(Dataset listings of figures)
__________________________________________________
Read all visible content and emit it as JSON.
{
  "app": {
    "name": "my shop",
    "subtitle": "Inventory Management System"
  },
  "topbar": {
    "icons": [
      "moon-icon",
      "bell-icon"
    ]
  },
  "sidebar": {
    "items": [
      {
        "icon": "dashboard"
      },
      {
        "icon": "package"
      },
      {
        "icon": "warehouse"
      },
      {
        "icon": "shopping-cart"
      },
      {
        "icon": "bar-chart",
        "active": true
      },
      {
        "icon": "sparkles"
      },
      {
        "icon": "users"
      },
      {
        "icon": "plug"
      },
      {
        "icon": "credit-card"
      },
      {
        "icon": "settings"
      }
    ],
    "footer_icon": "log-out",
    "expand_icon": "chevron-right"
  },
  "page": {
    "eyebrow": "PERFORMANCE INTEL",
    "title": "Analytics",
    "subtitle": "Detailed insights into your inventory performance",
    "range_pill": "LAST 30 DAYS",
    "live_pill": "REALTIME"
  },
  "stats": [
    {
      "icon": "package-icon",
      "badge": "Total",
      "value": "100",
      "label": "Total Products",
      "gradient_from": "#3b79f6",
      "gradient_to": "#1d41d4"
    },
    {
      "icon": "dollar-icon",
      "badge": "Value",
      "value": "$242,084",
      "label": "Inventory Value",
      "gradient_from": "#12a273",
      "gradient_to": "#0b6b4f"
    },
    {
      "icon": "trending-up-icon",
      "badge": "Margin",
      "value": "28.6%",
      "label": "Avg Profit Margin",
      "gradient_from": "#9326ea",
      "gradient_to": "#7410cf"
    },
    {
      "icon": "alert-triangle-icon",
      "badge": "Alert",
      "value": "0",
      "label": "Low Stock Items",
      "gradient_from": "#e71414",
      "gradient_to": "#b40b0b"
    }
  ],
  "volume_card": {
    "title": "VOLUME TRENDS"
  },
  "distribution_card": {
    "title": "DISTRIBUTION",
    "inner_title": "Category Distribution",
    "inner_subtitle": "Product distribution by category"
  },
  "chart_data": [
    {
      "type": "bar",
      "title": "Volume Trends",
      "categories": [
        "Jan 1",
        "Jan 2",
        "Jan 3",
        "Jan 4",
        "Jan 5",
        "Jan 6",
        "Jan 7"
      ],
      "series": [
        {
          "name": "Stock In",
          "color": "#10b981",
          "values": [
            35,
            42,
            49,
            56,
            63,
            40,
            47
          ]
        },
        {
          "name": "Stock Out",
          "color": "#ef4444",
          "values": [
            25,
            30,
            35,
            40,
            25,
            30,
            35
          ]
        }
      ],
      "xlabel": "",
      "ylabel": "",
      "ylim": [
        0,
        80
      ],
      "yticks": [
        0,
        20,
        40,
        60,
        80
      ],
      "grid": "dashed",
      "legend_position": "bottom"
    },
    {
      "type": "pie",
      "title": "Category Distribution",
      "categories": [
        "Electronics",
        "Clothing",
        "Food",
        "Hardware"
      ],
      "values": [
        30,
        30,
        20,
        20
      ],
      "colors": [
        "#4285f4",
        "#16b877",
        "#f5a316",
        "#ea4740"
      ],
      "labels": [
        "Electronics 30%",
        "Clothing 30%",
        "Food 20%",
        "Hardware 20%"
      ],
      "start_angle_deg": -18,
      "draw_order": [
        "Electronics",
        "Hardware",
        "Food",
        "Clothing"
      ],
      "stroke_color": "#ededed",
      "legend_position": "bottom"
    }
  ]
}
__________________________________________________
**WHAT TO DO**
Copy out each line above, character for character.

**THE COMPLETED TASK**
Read all visible content and emit it as JSON.
{
  "app": {
    "name": "my shop",
    "subtitle": "Inventory Management System"
  },
  "topbar": {
    "icons": [
      "moon-icon",
      "bell-icon"
    ]
  },
  "sidebar": {
    "items": [
      {
        "icon": "dashboard"
      },
      {
        "icon": "package"
      },
      {
        "icon": "warehouse"
      },
      {
        "icon": "shopping-cart"
      },
      {
        "icon": "bar-chart",
        "active": true
      },
      {
        "icon": "sparkles"
      },
      {
        "icon": "users"
      },
      {
        "icon": "plug"
      },
      {
        "icon": "credit-card"
      },
      {
        "icon": "settings"
      }
    ],
    "footer_icon": "log-out",
    "expand_icon": "chevron-right"
  },
  "page": {
    "eyebrow": "PERFORMANCE INTEL",
    "title": "Analytics",
    "subtitle": "Detailed insights into your inventory performance",
    "range_pill": "LAST 30 DAYS",
    "live_pill": "REALTIME"
  },
  "stats": [
    {
      "icon": "package-icon",
      "badge": "Total",
      "value": "100",
      "label": "Total Products",
      "gradient_from": "#3b79f6",
      "gradient_to": "#1d41d4"
    },
    {
      "icon": "dollar-icon",
      "badge": "Value",
      "value": "$242,084",
      "label": "Inventory Value",
      "gradient_from": "#12a273",
      "gradient_to": "#0b6b4f"
    },
    {
      "icon": "trending-up-icon",
      "badge": "Margin",
      "value": "28.6%",
      "label": "Avg Profit Margin",
      "gradient_from": "#9326ea",
      "gradient_to": "#7410cf"
    },
    {
      "icon": "alert-triangle-icon",
      "badge": "Alert",
      "value": "0",
      "label": "Low Stock Items",
      "gradient_from": "#e71414",
      "gradient_to": "#b40b0b"
    }
  ],
  "volume_card": {
    "title": "VOLUME TRENDS"
  },
  "distribution_card": {
    "title": "DISTRIBUTION",
    "inner_title": "Category Distribution",
    "inner_subtitle": "Product distribution by category"
  },
  "chart_data": [
    {
      "type": "bar",
      "title": "Volume Trends",
      "categories": [
        "Jan 1",
        "Jan 2",
        "Jan 3",
        "Jan 4",
        "Jan 5",
        "Jan 6",
        "Jan 7"
      ],
      "series": [
        {
          "name": "Stock In",
          "color": "#10b981",
          "values": [
            35,
            42,
            49,
            56,
            63,
            40,
            47
          ]
        },
        {
          "name": "Stock Out",
          "color": "#ef4444",
          "values": [
            25,
            30,
            35,
            40,
            25,
            30,
            35
          ]
        }
      ],
      "xlabel": "",
      "ylabel": "",
      "ylim": [
        0,
        80
      ],
      "yticks": [
        0,
        20,
        40,
        60,
        80
      ],
      "grid": "dashed",
      "legend_position": "bottom"
    },
    {
      "type": "pie",
      "title": "Category Distribution",
      "categories": [
        "Electronics",
        "Clothing",
        "Food",
        "Hardware"
      ],
      "values": [
        30,
        30,
        20,
        20
      ],
      "colors": [
        "#4285f4",
        "#16b877",
        "#f5a316",
        "#ea4740"
      ],
      "labels": [
        "Electronics 30%",
        "Clothing 30%",
        "Food 20%",
        "Hardware 20%"
      ],
      "start_angle_deg": -18,
      "draw_order": [
        "Electronics",
        "Hardware",
        "Food",
        "Clothing"
      ],
      "stroke_color": "#ededed",
      "legend_position": "bottom"
    }
  ]
}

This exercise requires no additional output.